Dataset items:
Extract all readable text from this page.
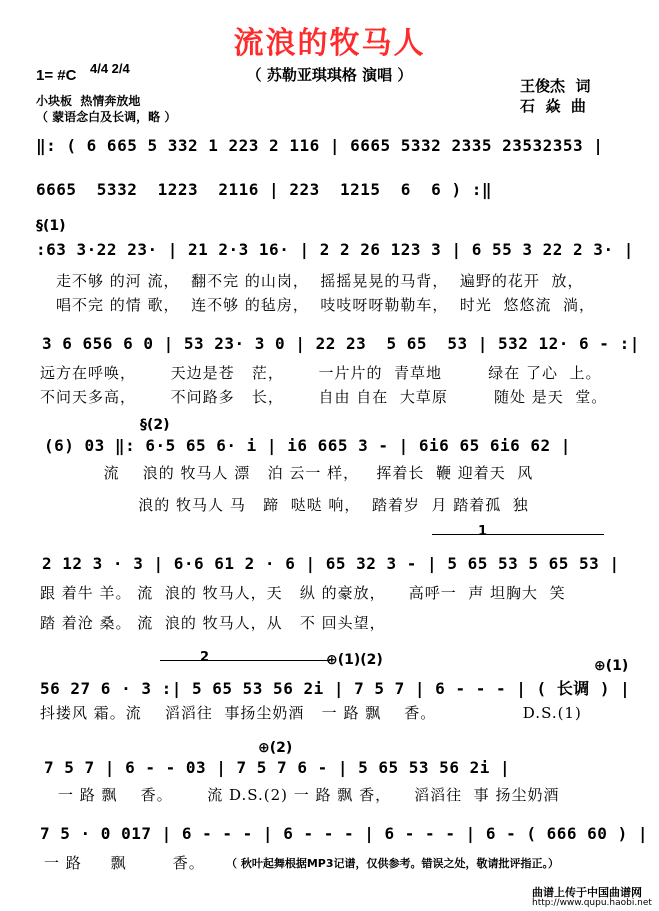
流浪的牧马人
（ 苏勒亚琪琪格 演唱 ）
王俊杰  词
石  焱  曲
1= #C 4/4 2/4
小块板  热情奔放地
（ 蒙语念白及长调，略 ）
‖: ( 6 665 5 332 1 223 2 116 | 6665 5332 2335 23532353 |
6665  5332  1223  2116 | 223  1215  6  6 ) :‖
§(1)
:63 3·22 23· | 21 2·3 16· | 2 2 26 123 3 | 6 55 3 22 2 3· |
走不够 的河 流，  翻不完 的山岗，  摇摇晃晃的马背，  遍野的花开  放，
唱不完 的情 歌，  连不够 的毡房，  吱吱呀呀勒勒车，  时光  悠悠流  淌，
3 6 656 6 0 | 53 23· 3 0 | 22 23  5 65  53 | 532 12· 6 - :|
远方在呼唤，      天边是苍   茫，      一片片的  青草地        绿在 了心  上。
不问天多高，      不问路多   长，      自由 自在  大草原        随处 是天  堂。
§(2)
(6) 03 ‖: 6·5 65 6· i | i6 665 3 - | 6i6 65 6i6 62 |
流    浪的 牧马人 漂   泊 云一 样，   挥着长  鞭 迎着天  风
浪的 牧马人 马   蹄  哒哒 响，  踏着岁  月 踏着孤  独
1
2 12 3 · 3 | 6·6 61 2 · 6 | 65 32 3 - | 5 65 53 5 65 53 |
跟 着牛 羊。 流  浪的 牧马人，天   纵 的豪放，    高呼一  声 坦胸大  笑
踏 着沧 桑。 流  浪的 牧马人，从   不 回头望，
2	⊕(1)(2)	⊕(1)
56 27 6 · 3 :| 5 65 53 56 2i | 7 5 7 | 6 - - - | ( 长调 ) |
抖搂风 霜。流    滔滔往  事扬尘奶酒   一 路 飘    香。               D.S.(1)
⊕(2)
7 5 7 | 6 - - 03 | 7 5 7 6 - | 5 65 53 56 2i |
一 路 飘    香。      流 D.S.(2) 一 路 飘 香，    滔滔往  事 扬尘奶酒
7 5 · 0 017 | 6 - - - | 6 - - - | 6 - - - | 6 - ( 666 60 ) |
一 路     飘        香。 （ 秋叶起舞根据MP3记谱，仅供参考。错误之处，敬请批评指正。）
曲谱上传于中国曲谱网
http://www.qupu.haobi.net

GOAL OF THE EXERCISE:
Reproduce the material word for word, minus the images.

COMPLETE OUTPUT:
Extract all readable text from this page.
流浪的牧马人
（ 苏勒亚琪琪格 演唱 ）
王俊杰  词
石  焱  曲
1= #C 4/4 2/4
小块板  热情奔放地
（ 蒙语念白及长调，略 ）
‖: ( 6 665 5 332 1 223 2 116 | 6665 5332 2335 23532353 |
6665  5332  1223  2116 | 223  1215  6  6 ) :‖
§(1)
:63 3·22 23· | 21 2·3 16· | 2 2 26 123 3 | 6 55 3 22 2 3· |
走不够 的河 流，  翻不完 的山岗，  摇摇晃晃的马背，  遍野的花开  放，
唱不完 的情 歌，  连不够 的毡房，  吱吱呀呀勒勒车，  时光  悠悠流  淌，
3 6 656 6 0 | 53 23· 3 0 | 22 23  5 65  53 | 532 12· 6 - :|
远方在呼唤，      天边是苍   茫，      一片片的  青草地        绿在 了心  上。
不问天多高，      不问路多   长，      自由 自在  大草原        随处 是天  堂。
§(2)
(6) 03 ‖: 6·5 65 6· i | i6 665 3 - | 6i6 65 6i6 62 |
流    浪的 牧马人 漂   泊 云一 样，   挥着长  鞭 迎着天  风
浪的 牧马人 马   蹄  哒哒 响，  踏着岁  月 踏着孤  独
1
2 12 3 · 3 | 6·6 61 2 · 6 | 65 32 3 - | 5 65 53 5 65 53 |
跟 着牛 羊。 流  浪的 牧马人，天   纵 的豪放，    高呼一  声 坦胸大  笑
踏 着沧 桑。 流  浪的 牧马人，从   不 回头望，
2	⊕(1)(2)	⊕(1)
56 27 6 · 3 :| 5 65 53 56 2i | 7 5 7 | 6 - - - | ( 长调 ) |
抖搂风 霜。流    滔滔往  事扬尘奶酒   一 路 飘    香。               D.S.(1)
⊕(2)
7 5 7 | 6 - - 03 | 7 5 7 6 - | 5 65 53 56 2i |
一 路 飘    香。      流 D.S.(2) 一 路 飘 香，    滔滔往  事 扬尘奶酒
7 5 · 0 017 | 6 - - - | 6 - - - | 6 - - - | 6 - ( 666 60 ) |
一 路     飘        香。 （ 秋叶起舞根据MP3记谱，仅供参考。错误之处，敬请批评指正。）
曲谱上传于中国曲谱网
http://www.qupu.haobi.net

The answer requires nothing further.